RECORDS TO PROCESS: Begin
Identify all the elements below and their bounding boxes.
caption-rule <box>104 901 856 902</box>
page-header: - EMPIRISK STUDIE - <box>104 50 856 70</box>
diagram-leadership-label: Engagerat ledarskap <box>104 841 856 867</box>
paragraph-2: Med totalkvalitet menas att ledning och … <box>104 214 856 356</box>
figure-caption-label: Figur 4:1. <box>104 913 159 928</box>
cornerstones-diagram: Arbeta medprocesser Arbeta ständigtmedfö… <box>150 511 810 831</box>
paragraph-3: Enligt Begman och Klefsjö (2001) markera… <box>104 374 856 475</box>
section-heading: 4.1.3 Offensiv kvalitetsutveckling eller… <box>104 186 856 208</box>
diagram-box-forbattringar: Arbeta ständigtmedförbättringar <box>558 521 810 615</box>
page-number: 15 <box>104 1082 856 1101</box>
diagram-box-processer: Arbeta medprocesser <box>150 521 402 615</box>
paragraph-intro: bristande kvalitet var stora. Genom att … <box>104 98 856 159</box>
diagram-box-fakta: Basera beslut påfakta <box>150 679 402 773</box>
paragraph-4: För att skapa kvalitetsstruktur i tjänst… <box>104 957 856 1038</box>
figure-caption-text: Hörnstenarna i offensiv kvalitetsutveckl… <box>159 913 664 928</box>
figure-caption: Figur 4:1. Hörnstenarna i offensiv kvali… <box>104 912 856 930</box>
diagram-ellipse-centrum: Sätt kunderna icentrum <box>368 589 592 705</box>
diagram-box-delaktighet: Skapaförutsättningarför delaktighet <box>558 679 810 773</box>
RECORDS TO PROCESS: End
* **AIM OF THE TASK**
Once you have read the listing, copy it out exactly.

* **EXPECTED ANSWER**
Identify all the elements below and their bounding boxes.
caption-rule <box>104 901 856 902</box>
page-header: - EMPIRISK STUDIE - <box>104 50 856 70</box>
diagram-leadership-label: Engagerat ledarskap <box>104 841 856 867</box>
paragraph-2: Med totalkvalitet menas att ledning och … <box>104 214 856 356</box>
figure-caption-label: Figur 4:1. <box>104 913 159 928</box>
cornerstones-diagram: Arbeta medprocesser Arbeta ständigtmedfö… <box>150 511 810 831</box>
paragraph-3: Enligt Begman och Klefsjö (2001) markera… <box>104 374 856 475</box>
section-heading: 4.1.3 Offensiv kvalitetsutveckling eller… <box>104 186 856 208</box>
diagram-box-forbattringar: Arbeta ständigtmedförbättringar <box>558 521 810 615</box>
page-number: 15 <box>104 1082 856 1101</box>
diagram-box-processer: Arbeta medprocesser <box>150 521 402 615</box>
paragraph-intro: bristande kvalitet var stora. Genom att … <box>104 98 856 159</box>
diagram-box-fakta: Basera beslut påfakta <box>150 679 402 773</box>
paragraph-4: För att skapa kvalitetsstruktur i tjänst… <box>104 957 856 1038</box>
figure-caption-text: Hörnstenarna i offensiv kvalitetsutveckl… <box>159 913 664 928</box>
figure-caption: Figur 4:1. Hörnstenarna i offensiv kvali… <box>104 912 856 930</box>
diagram-ellipse-centrum: Sätt kunderna icentrum <box>368 589 592 705</box>
diagram-box-delaktighet: Skapaförutsättningarför delaktighet <box>558 679 810 773</box>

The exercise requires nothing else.